Given data
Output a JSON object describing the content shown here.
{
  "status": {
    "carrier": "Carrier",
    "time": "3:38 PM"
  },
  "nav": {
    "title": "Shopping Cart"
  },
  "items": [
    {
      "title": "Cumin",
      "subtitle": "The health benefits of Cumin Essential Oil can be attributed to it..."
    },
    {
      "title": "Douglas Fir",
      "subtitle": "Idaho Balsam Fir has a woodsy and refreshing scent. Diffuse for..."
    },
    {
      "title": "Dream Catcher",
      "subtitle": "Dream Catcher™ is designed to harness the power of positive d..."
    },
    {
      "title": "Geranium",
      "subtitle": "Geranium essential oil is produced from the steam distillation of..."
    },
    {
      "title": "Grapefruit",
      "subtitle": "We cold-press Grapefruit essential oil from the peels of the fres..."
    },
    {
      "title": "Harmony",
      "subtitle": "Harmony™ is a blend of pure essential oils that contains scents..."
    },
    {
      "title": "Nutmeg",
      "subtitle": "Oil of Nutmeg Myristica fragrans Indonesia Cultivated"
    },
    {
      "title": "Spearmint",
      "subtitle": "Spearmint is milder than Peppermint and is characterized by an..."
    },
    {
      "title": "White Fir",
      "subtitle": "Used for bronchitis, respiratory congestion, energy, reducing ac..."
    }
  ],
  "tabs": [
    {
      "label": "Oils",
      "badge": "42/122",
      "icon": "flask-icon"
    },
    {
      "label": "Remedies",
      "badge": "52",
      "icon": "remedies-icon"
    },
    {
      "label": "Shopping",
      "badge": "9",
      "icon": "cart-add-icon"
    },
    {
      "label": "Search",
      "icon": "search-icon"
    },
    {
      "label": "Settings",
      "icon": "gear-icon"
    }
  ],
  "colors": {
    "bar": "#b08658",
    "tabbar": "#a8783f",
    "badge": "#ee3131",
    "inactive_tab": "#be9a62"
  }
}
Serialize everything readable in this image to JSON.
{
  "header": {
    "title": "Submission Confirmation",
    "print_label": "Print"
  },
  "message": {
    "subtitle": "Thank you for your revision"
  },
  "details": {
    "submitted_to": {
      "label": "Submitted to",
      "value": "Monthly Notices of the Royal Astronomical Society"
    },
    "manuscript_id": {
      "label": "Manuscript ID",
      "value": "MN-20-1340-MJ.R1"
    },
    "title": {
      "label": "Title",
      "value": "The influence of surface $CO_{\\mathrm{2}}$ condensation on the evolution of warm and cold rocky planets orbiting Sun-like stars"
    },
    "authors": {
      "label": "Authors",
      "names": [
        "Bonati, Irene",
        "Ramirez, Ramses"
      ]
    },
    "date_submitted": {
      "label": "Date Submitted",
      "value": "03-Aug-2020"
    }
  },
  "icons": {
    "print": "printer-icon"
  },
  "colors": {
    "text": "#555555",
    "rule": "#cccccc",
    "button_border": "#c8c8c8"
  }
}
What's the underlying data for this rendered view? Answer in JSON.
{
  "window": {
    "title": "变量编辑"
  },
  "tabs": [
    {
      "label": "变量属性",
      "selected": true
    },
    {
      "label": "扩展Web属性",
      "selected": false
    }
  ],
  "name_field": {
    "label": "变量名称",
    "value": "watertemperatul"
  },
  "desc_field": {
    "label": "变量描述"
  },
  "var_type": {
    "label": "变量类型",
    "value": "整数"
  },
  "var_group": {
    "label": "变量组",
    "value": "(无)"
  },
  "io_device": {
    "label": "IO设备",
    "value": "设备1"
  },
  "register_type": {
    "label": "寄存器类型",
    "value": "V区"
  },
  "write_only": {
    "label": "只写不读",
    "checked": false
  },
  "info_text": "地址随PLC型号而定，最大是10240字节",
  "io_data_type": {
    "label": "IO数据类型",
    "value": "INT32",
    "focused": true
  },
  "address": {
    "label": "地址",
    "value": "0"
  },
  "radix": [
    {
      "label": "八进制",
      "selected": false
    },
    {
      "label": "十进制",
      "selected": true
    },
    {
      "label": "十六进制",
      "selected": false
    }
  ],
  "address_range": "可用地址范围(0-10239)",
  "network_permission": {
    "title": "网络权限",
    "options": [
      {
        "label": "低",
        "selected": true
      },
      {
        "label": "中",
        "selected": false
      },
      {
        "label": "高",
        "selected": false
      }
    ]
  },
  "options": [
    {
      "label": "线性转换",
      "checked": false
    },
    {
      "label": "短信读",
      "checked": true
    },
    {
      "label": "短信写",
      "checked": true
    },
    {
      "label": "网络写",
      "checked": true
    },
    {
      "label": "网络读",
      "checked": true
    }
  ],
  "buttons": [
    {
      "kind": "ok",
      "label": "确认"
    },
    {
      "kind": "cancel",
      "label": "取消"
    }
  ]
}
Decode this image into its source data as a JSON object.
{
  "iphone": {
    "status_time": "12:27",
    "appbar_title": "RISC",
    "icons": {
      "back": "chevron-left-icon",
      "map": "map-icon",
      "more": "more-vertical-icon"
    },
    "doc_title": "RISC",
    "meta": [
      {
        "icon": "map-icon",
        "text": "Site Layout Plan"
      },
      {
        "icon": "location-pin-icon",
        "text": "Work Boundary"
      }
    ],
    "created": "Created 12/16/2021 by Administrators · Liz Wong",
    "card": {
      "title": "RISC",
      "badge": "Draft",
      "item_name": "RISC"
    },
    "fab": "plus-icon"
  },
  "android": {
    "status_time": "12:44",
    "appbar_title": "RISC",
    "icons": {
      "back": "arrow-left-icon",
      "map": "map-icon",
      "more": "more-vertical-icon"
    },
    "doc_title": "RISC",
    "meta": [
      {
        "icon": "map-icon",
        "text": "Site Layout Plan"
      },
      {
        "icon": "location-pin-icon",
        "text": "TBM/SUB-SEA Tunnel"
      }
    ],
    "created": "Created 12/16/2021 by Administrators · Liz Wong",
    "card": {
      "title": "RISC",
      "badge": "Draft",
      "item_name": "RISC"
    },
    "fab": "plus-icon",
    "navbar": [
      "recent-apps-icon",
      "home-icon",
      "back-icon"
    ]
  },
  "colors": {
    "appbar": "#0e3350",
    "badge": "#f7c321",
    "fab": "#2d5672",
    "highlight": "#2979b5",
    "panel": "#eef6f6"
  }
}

Task to complete
Copy out each line above, character for character.

Result below
Output a JSON object describing the content shown here.
{
  "status": {
    "carrier": "Carrier",
    "time": "3:38 PM"
  },
  "nav": {
    "title": "Shopping Cart"
  },
  "items": [
    {
      "title": "Cumin",
      "subtitle": "The health benefits of Cumin Essential Oil can be attributed to it..."
    },
    {
      "title": "Douglas Fir",
      "subtitle": "Idaho Balsam Fir has a woodsy and refreshing scent. Diffuse for..."
    },
    {
      "title": "Dream Catcher",
      "subtitle": "Dream Catcher™ is designed to harness the power of positive d..."
    },
    {
      "title": "Geranium",
      "subtitle": "Geranium essential oil is produced from the steam distillation of..."
    },
    {
      "title": "Grapefruit",
      "subtitle": "We cold-press Grapefruit essential oil from the peels of the fres..."
    },
    {
      "title": "Harmony",
      "subtitle": "Harmony™ is a blend of pure essential oils that contains scents..."
    },
    {
      "title": "Nutmeg",
      "subtitle": "Oil of Nutmeg Myristica fragrans Indonesia Cultivated"
    },
    {
      "title": "Spearmint",
      "subtitle": "Spearmint is milder than Peppermint and is characterized by an..."
    },
    {
      "title": "White Fir",
      "subtitle": "Used for bronchitis, respiratory congestion, energy, reducing ac..."
    }
  ],
  "tabs": [
    {
      "label": "Oils",
      "badge": "42/122",
      "icon": "flask-icon"
    },
    {
      "label": "Remedies",
      "badge": "52",
      "icon": "remedies-icon"
    },
    {
      "label": "Shopping",
      "badge": "9",
      "icon": "cart-add-icon"
    },
    {
      "label": "Search",
      "icon": "search-icon"
    },
    {
      "label": "Settings",
      "icon": "gear-icon"
    }
  ],
  "colors": {
    "bar": "#b08658",
    "tabbar": "#a8783f",
    "badge": "#ee3131",
    "inactive_tab": "#be9a62"
  }
}
Serialize everything readable in this image to JSON.
{
  "header": {
    "title": "Submission Confirmation",
    "print_label": "Print"
  },
  "message": {
    "subtitle": "Thank you for your revision"
  },
  "details": {
    "submitted_to": {
      "label": "Submitted to",
      "value": "Monthly Notices of the Royal Astronomical Society"
    },
    "manuscript_id": {
      "label": "Manuscript ID",
      "value": "MN-20-1340-MJ.R1"
    },
    "title": {
      "label": "Title",
      "value": "The influence of surface $CO_{\\mathrm{2}}$ condensation on the evolution of warm and cold rocky planets orbiting Sun-like stars"
    },
    "authors": {
      "label": "Authors",
      "names": [
        "Bonati, Irene",
        "Ramirez, Ramses"
      ]
    },
    "date_submitted": {
      "label": "Date Submitted",
      "value": "03-Aug-2020"
    }
  },
  "icons": {
    "print": "printer-icon"
  },
  "colors": {
    "text": "#555555",
    "rule": "#cccccc",
    "button_border": "#c8c8c8"
  }
}
What's the underlying data for this rendered view? Answer in JSON.
{
  "window": {
    "title": "变量编辑"
  },
  "tabs": [
    {
      "label": "变量属性",
      "selected": true
    },
    {
      "label": "扩展Web属性",
      "selected": false
    }
  ],
  "name_field": {
    "label": "变量名称",
    "value": "watertemperatul"
  },
  "desc_field": {
    "label": "变量描述"
  },
  "var_type": {
    "label": "变量类型",
    "value": "整数"
  },
  "var_group": {
    "label": "变量组",
    "value": "(无)"
  },
  "io_device": {
    "label": "IO设备",
    "value": "设备1"
  },
  "register_type": {
    "label": "寄存器类型",
    "value": "V区"
  },
  "write_only": {
    "label": "只写不读",
    "checked": false
  },
  "info_text": "地址随PLC型号而定，最大是10240字节",
  "io_data_type": {
    "label": "IO数据类型",
    "value": "INT32",
    "focused": true
  },
  "address": {
    "label": "地址",
    "value": "0"
  },
  "radix": [
    {
      "label": "八进制",
      "selected": false
    },
    {
      "label": "十进制",
      "selected": true
    },
    {
      "label": "十六进制",
      "selected": false
    }
  ],
  "address_range": "可用地址范围(0-10239)",
  "network_permission": {
    "title": "网络权限",
    "options": [
      {
        "label": "低",
        "selected": true
      },
      {
        "label": "中",
        "selected": false
      },
      {
        "label": "高",
        "selected": false
      }
    ]
  },
  "options": [
    {
      "label": "线性转换",
      "checked": false
    },
    {
      "label": "短信读",
      "checked": true
    },
    {
      "label": "短信写",
      "checked": true
    },
    {
      "label": "网络写",
      "checked": true
    },
    {
      "label": "网络读",
      "checked": true
    }
  ],
  "buttons": [
    {
      "kind": "ok",
      "label": "确认"
    },
    {
      "kind": "cancel",
      "label": "取消"
    }
  ]
}
Decode this image into its source data as a JSON object.
{
  "iphone": {
    "status_time": "12:27",
    "appbar_title": "RISC",
    "icons": {
      "back": "chevron-left-icon",
      "map": "map-icon",
      "more": "more-vertical-icon"
    },
    "doc_title": "RISC",
    "meta": [
      {
        "icon": "map-icon",
        "text": "Site Layout Plan"
      },
      {
        "icon": "location-pin-icon",
        "text": "Work Boundary"
      }
    ],
    "created": "Created 12/16/2021 by Administrators · Liz Wong",
    "card": {
      "title": "RISC",
      "badge": "Draft",
      "item_name": "RISC"
    },
    "fab": "plus-icon"
  },
  "android": {
    "status_time": "12:44",
    "appbar_title": "RISC",
    "icons": {
      "back": "arrow-left-icon",
      "map": "map-icon",
      "more": "more-vertical-icon"
    },
    "doc_title": "RISC",
    "meta": [
      {
        "icon": "map-icon",
        "text": "Site Layout Plan"
      },
      {
        "icon": "location-pin-icon",
        "text": "TBM/SUB-SEA Tunnel"
      }
    ],
    "created": "Created 12/16/2021 by Administrators · Liz Wong",
    "card": {
      "title": "RISC",
      "badge": "Draft",
      "item_name": "RISC"
    },
    "fab": "plus-icon",
    "navbar": [
      "recent-apps-icon",
      "home-icon",
      "back-icon"
    ]
  },
  "colors": {
    "appbar": "#0e3350",
    "badge": "#f7c321",
    "fab": "#2d5672",
    "highlight": "#2979b5",
    "panel": "#eef6f6"
  }
}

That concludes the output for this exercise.